(Exercise goal):
Copy the material that follows word for word and omit its pictures.

(Task inputs):
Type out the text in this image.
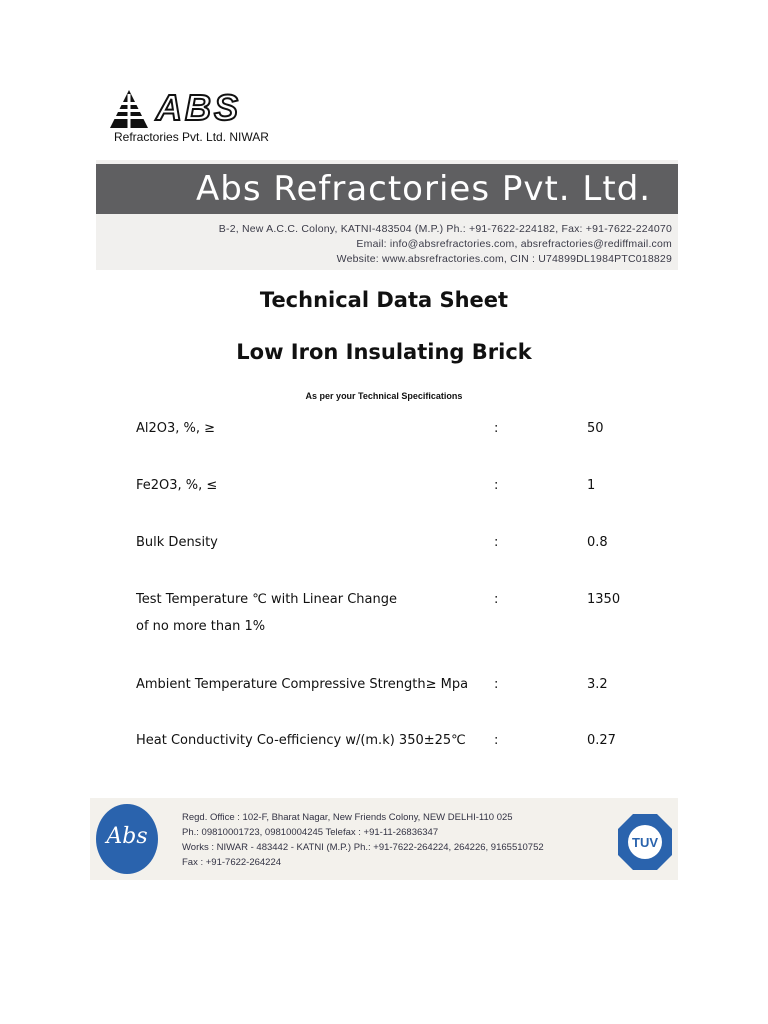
ABS
Refractories Pvt. Ltd. NIWAR
Abs Refractories Pvt. Ltd.
B-2, New A.C.C. Colony, KATNI-483504 (M.P.) Ph.: +91-7622-224182, Fax: +91-7622-224070
Email: info@absrefractories.com, absrefractories@rediffmail.com
Website: www.absrefractories.com, CIN : U74899DL1984PTC018829
Technical Data Sheet
Low Iron Insulating Brick
As per your Technical Specifications
Al2O3, %, ≥	:	50
Fe2O3, %, ≤	:	1
Bulk Density	:	0.8
Test Temperature ℃ with Linear Change	:	1350
of no more than 1%
Ambient Temperature Compressive Strength≥ Mpa :	3.2
Heat Conductivity Co-efficiency w/(m.k) 350±25℃ :	0.27
Abs
Regd. Office : 102-F, Bharat Nagar, New Friends Colony, NEW DELHI-110 025
Ph.: 09810001723, 09810004245 Telefax : +91-11-26836347
Works : NIWAR - 483442 - KATNI (M.P.) Ph.: +91-7622-264224, 264226, 9165510752
Fax : +91-7622-264224
TUV
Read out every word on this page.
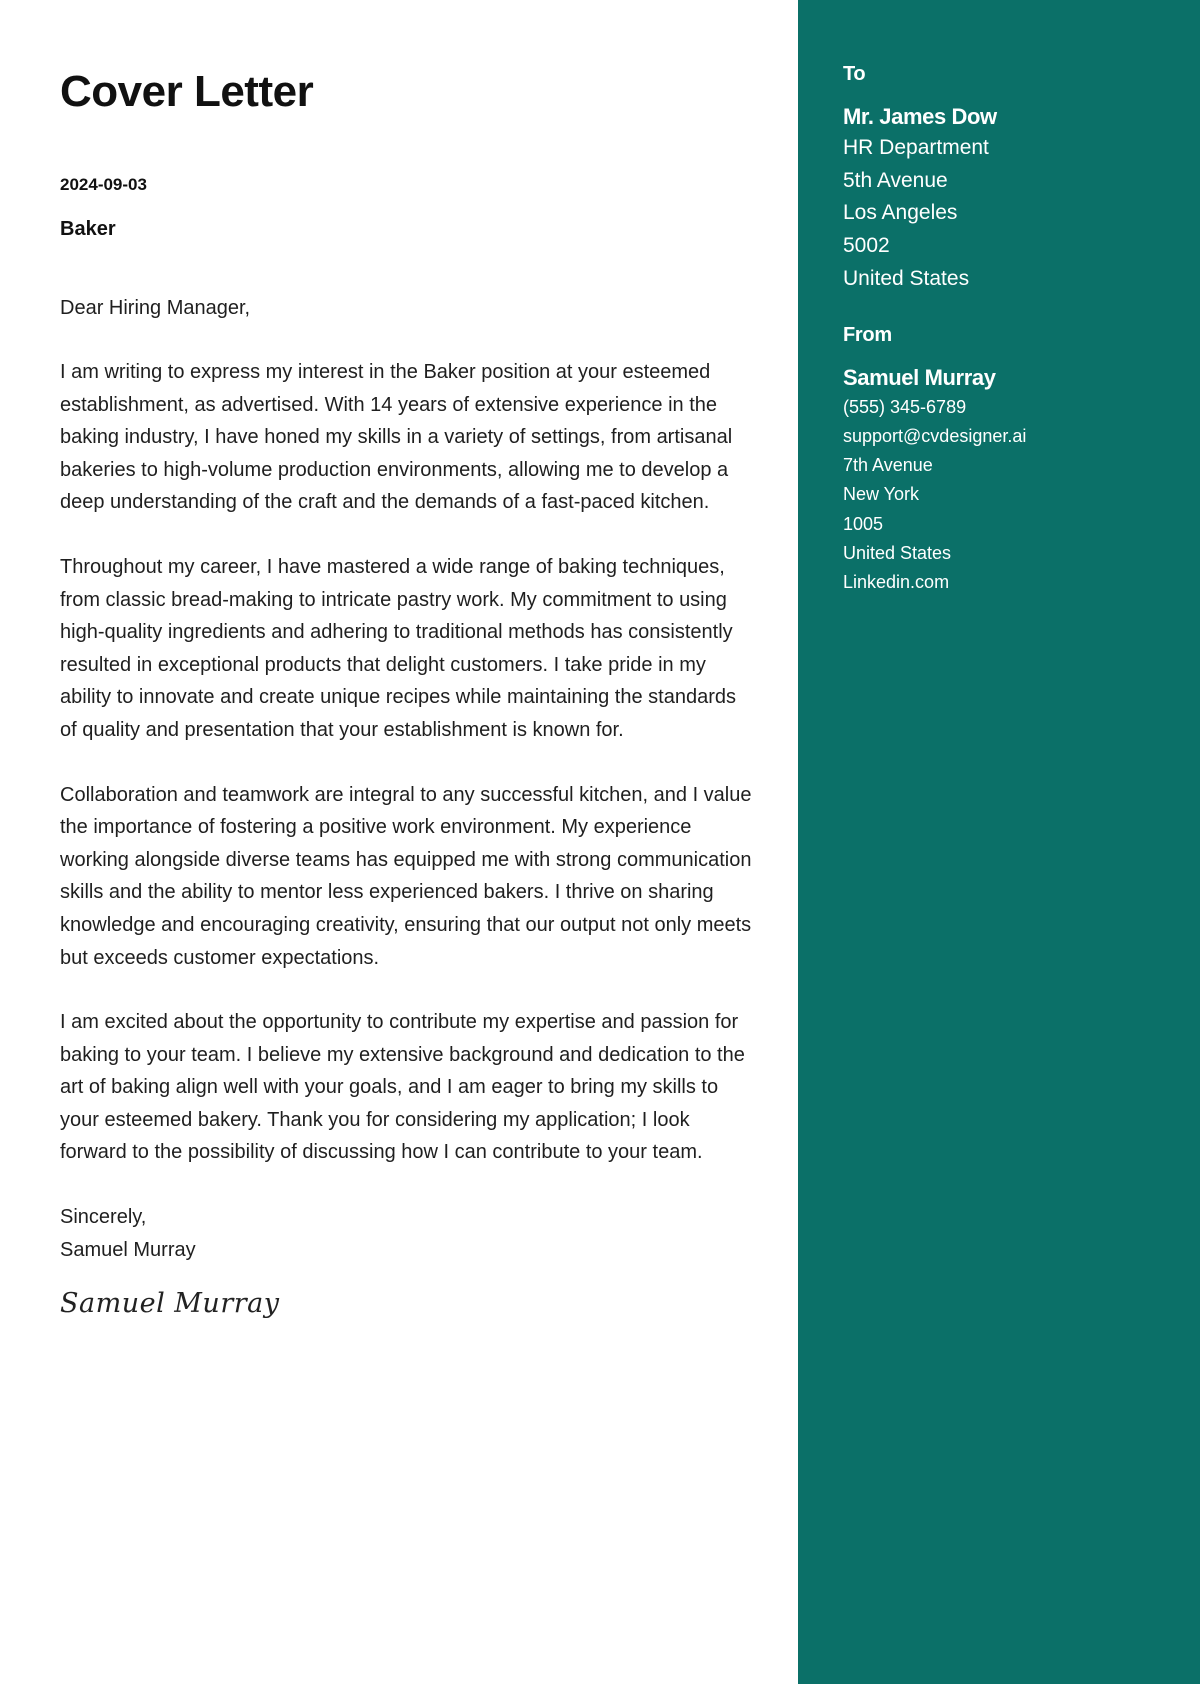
Cover Letter
2024-09-03
Baker
Dear Hiring Manager,

I am writing to express my interest in the Baker position at your esteemed establishment, as advertised. With 14 years of extensive experience in the baking industry, I have honed my skills in a variety of settings, from artisanal bakeries to high-volume production environments, allowing me to develop a deep understanding of the craft and the demands of a fast-paced kitchen.

Throughout my career, I have mastered a wide range of baking techniques, from classic bread-making to intricate pastry work. My commitment to using high-quality ingredients and adhering to traditional methods has consistently resulted in exceptional products that delight customers. I take pride in my ability to innovate and create unique recipes while maintaining the standards of quality and presentation that your establishment is known for.

Collaboration and teamwork are integral to any successful kitchen, and I value the importance of fostering a positive work environment. My experience working alongside diverse teams has equipped me with strong communication skills and the ability to mentor less experienced bakers. I thrive on sharing knowledge and encouraging creativity, ensuring that our output not only meets but exceeds customer expectations.

I am excited about the opportunity to contribute my expertise and passion for baking to your team. I believe my extensive background and dedication to the art of baking align well with your goals, and I am eager to bring my skills to your esteemed bakery. Thank you for considering my application; I look forward to the possibility of discussing how I can contribute to your team.

Sincerely,
Samuel Murray
Samuel Murray
To
Mr. James Dow
HR Department
5th Avenue
Los Angeles
5002
United States
From
Samuel Murray
(555) 345-6789
support@cvdesigner.ai
7th Avenue
New York
1005
United States
Linkedin.com
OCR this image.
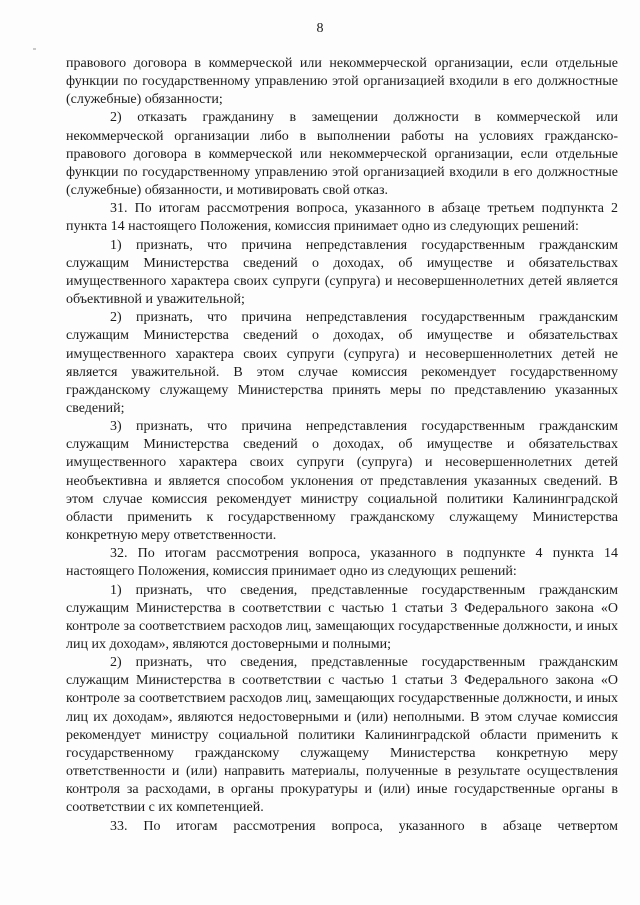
8

правового договора в коммерческой или некоммерческой организации, если отдельные функции по государственному управлению этой организацией входили в его должностные (служебные) обязанности;

2) отказать гражданину в замещении должности в коммерческой или некоммерческой организации либо в выполнении работы на условиях гражданско-правового договора в коммерческой или некоммерческой организации, если отдельные функции по государственному управлению этой организацией входили в его должностные (служебные) обязанности, и мотивировать свой отказ.

31. По итогам рассмотрения вопроса, указанного в абзаце третьем подпункта 2 пункта 14 настоящего Положения, комиссия принимает одно из следующих решений:

1) признать, что причина непредставления государственным гражданским служащим Министерства сведений о доходах, об имуществе и обязательствах имущественного характера своих супруги (супруга) и несовершеннолетних детей является объективной и уважительной;

2) признать, что причина непредставления государственным гражданским служащим Министерства сведений о доходах, об имуществе и обязательствах имущественного характера своих супруги (супруга) и несовершеннолетних детей не является уважительной. В этом случае комиссия рекомендует государственному гражданскому служащему Министерства принять меры по представлению указанных сведений;

3) признать, что причина непредставления государственным гражданским служащим Министерства сведений о доходах, об имуществе и обязательствах имущественного характера своих супруги (супруга) и несовершеннолетних детей необъективна и является способом уклонения от представления указанных сведений. В этом случае комиссия рекомендует министру социальной политики Калининградской области применить к государственному гражданскому служащему Министерства конкретную меру ответственности.

32. По итогам рассмотрения вопроса, указанного в подпункте 4 пункта 14 настоящего Положения, комиссия принимает одно из следующих решений:

1) признать, что сведения, представленные государственным гражданским служащим Министерства в соответствии с частью 1 статьи 3 Федерального закона «О контроле за соответствием расходов лиц, замещающих государственные должности, и иных лиц их доходам», являются достоверными и полными;

2) признать, что сведения, представленные государственным гражданским служащим Министерства в соответствии с частью 1 статьи 3 Федерального закона «О контроле за соответствием расходов лиц, замещающих государственные должности, и иных лиц их доходам», являются недостоверными и (или) неполными. В этом случае комиссия рекомендует министру социальной политики Калининградской области применить к государственному гражданскому служащему Министерства конкретную меру ответственности и (или) направить материалы, полученные в результате осуществления контроля за расходами, в органы прокуратуры и (или) иные государственные органы в соответствии с их компетенцией.

33. По итогам рассмотрения вопроса, указанного в абзаце четвертом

(Exercise output):
Type out the text in this image.
ABS
Refractories Pvt. Ltd. NIWAR
Abs Refractories Pvt. Ltd.
B-2, New A.C.C. Colony, KATNI-483504 (M.P.) Ph.: +91-7622-224182, Fax: +91-7622-224070
Email: info@absrefractories.com, absrefractories@rediffmail.com
Website: www.absrefractories.com, CIN : U74899DL1984PTC018829
Technical Data Sheet
Low Iron Insulating Brick
As per your Technical Specifications
Al2O3, %, ≥	:	50
Fe2O3, %, ≤	:	1
Bulk Density	:	0.8
Test Temperature ℃ with Linear Change	:	1350
of no more than 1%
Ambient Temperature Compressive Strength≥ Mpa :	3.2
Heat Conductivity Co-efficiency w/(m.k) 350±25℃ :	0.27
Abs
Regd. Office : 102-F, Bharat Nagar, New Friends Colony, NEW DELHI-110 025
Ph.: 09810001723, 09810004245 Telefax : +91-11-26836347
Works : NIWAR - 483442 - KATNI (M.P.) Ph.: +91-7622-264224, 264226, 9165510752
Fax : +91-7622-264224
TUV
Read out every word on this page.
Cover Letter
2024-09-03
Baker
Dear Hiring Manager,

I am writing to express my interest in the Baker position at your esteemed establishment, as advertised. With 14 years of extensive experience in the baking industry, I have honed my skills in a variety of settings, from artisanal bakeries to high-volume production environments, allowing me to develop a deep understanding of the craft and the demands of a fast-paced kitchen.

Throughout my career, I have mastered a wide range of baking techniques, from classic bread-making to intricate pastry work. My commitment to using high-quality ingredients and adhering to traditional methods has consistently resulted in exceptional products that delight customers. I take pride in my ability to innovate and create unique recipes while maintaining the standards of quality and presentation that your establishment is known for.

Collaboration and teamwork are integral to any successful kitchen, and I value the importance of fostering a positive work environment. My experience working alongside diverse teams has equipped me with strong communication skills and the ability to mentor less experienced bakers. I thrive on sharing knowledge and encouraging creativity, ensuring that our output not only meets but exceeds customer expectations.

I am excited about the opportunity to contribute my expertise and passion for baking to your team. I believe my extensive background and dedication to the art of baking align well with your goals, and I am eager to bring my skills to your esteemed bakery. Thank you for considering my application; I look forward to the possibility of discussing how I can contribute to your team.

Sincerely,
Samuel Murray
Samuel Murray
To
Mr. James Dow
HR Department
5th Avenue
Los Angeles
5002
United States
From
Samuel Murray
(555) 345-6789
support@cvdesigner.ai
7th Avenue
New York
1005
United States
Linkedin.com
OCR this image.
8

правового договора в коммерческой или некоммерческой организации, если отдельные функции по государственному управлению этой организацией входили в его должностные (служебные) обязанности;

2) отказать гражданину в замещении должности в коммерческой или некоммерческой организации либо в выполнении работы на условиях гражданско-правового договора в коммерческой или некоммерческой организации, если отдельные функции по государственному управлению этой организацией входили в его должностные (служебные) обязанности, и мотивировать свой отказ.

31. По итогам рассмотрения вопроса, указанного в абзаце третьем подпункта 2 пункта 14 настоящего Положения, комиссия принимает одно из следующих решений:

1) признать, что причина непредставления государственным гражданским служащим Министерства сведений о доходах, об имуществе и обязательствах имущественного характера своих супруги (супруга) и несовершеннолетних детей является объективной и уважительной;

2) признать, что причина непредставления государственным гражданским служащим Министерства сведений о доходах, об имуществе и обязательствах имущественного характера своих супруги (супруга) и несовершеннолетних детей не является уважительной. В этом случае комиссия рекомендует государственному гражданскому служащему Министерства принять меры по представлению указанных сведений;

3) признать, что причина непредставления государственным гражданским служащим Министерства сведений о доходах, об имуществе и обязательствах имущественного характера своих супруги (супруга) и несовершеннолетних детей необъективна и является способом уклонения от представления указанных сведений. В этом случае комиссия рекомендует министру социальной политики Калининградской области применить к государственному гражданскому служащему Министерства конкретную меру ответственности.

32. По итогам рассмотрения вопроса, указанного в подпункте 4 пункта 14 настоящего Положения, комиссия принимает одно из следующих решений:

1) признать, что сведения, представленные государственным гражданским служащим Министерства в соответствии с частью 1 статьи 3 Федерального закона «О контроле за соответствием расходов лиц, замещающих государственные должности, и иных лиц их доходам», являются достоверными и полными;

2) признать, что сведения, представленные государственным гражданским служащим Министерства в соответствии с частью 1 статьи 3 Федерального закона «О контроле за соответствием расходов лиц, замещающих государственные должности, и иных лиц их доходам», являются недостоверными и (или) неполными. В этом случае комиссия рекомендует министру социальной политики Калининградской области применить к государственному гражданскому служащему Министерства конкретную меру ответственности и (или) направить материалы, полученные в результате осуществления контроля за расходами, в органы прокуратуры и (или) иные государственные органы в соответствии с их компетенцией.

33. По итогам рассмотрения вопроса, указанного в абзаце четвертом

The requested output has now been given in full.